■ **What the task asks**
Filter the records below for the word "enabled". Copy each line that holds it.

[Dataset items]
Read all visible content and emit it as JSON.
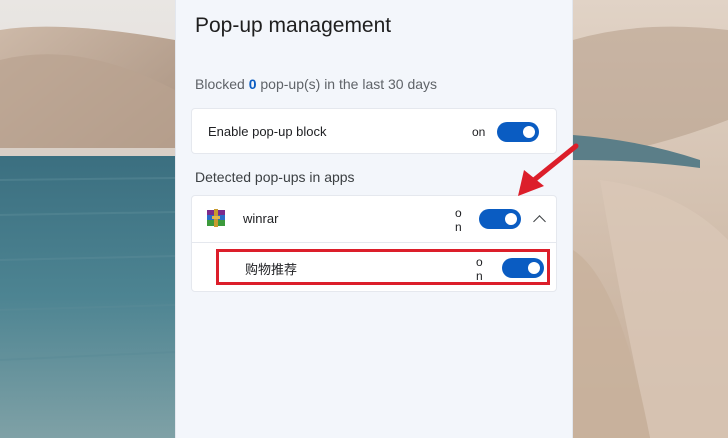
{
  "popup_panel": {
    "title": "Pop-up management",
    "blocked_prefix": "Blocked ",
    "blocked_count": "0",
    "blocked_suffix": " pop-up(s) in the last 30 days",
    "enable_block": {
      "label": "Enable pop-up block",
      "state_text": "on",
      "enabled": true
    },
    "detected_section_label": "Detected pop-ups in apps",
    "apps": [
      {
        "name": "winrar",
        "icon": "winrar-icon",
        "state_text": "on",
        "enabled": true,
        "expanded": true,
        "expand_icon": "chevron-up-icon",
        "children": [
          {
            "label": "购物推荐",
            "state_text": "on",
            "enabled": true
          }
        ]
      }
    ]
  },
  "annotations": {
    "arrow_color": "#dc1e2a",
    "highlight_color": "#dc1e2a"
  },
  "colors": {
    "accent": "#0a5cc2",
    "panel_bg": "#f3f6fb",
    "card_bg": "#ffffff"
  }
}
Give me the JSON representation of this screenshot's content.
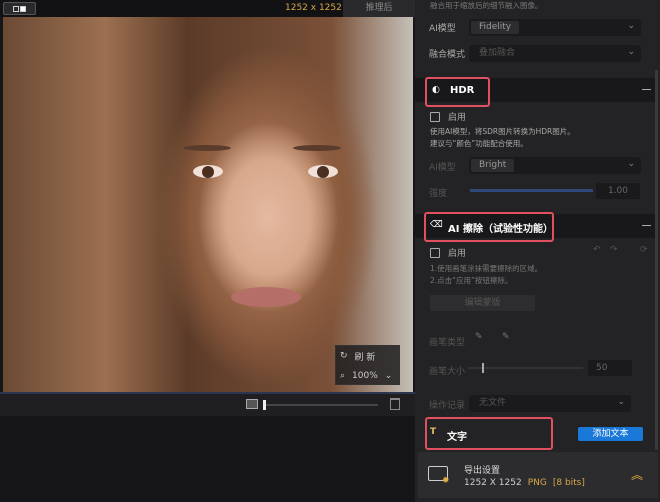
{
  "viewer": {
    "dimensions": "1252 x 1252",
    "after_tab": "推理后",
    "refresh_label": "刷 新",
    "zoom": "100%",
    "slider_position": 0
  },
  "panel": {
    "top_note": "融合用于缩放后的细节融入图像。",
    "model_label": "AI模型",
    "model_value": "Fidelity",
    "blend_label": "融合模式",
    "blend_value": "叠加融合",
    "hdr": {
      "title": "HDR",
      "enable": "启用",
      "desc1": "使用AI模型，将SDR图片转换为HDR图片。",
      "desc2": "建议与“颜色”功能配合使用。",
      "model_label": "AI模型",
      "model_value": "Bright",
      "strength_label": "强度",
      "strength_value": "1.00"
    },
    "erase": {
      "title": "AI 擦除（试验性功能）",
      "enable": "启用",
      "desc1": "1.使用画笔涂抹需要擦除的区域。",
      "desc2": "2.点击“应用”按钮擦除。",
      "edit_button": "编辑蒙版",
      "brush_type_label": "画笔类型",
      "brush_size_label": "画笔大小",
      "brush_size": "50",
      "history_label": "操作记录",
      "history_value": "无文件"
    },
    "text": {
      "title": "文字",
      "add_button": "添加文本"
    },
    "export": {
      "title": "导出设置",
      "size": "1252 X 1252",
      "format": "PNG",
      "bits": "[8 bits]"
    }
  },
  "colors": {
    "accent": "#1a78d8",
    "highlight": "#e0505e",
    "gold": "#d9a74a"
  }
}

■ **Complete answer**
      "enabled": true
        "enabled": true,
            "enabled": true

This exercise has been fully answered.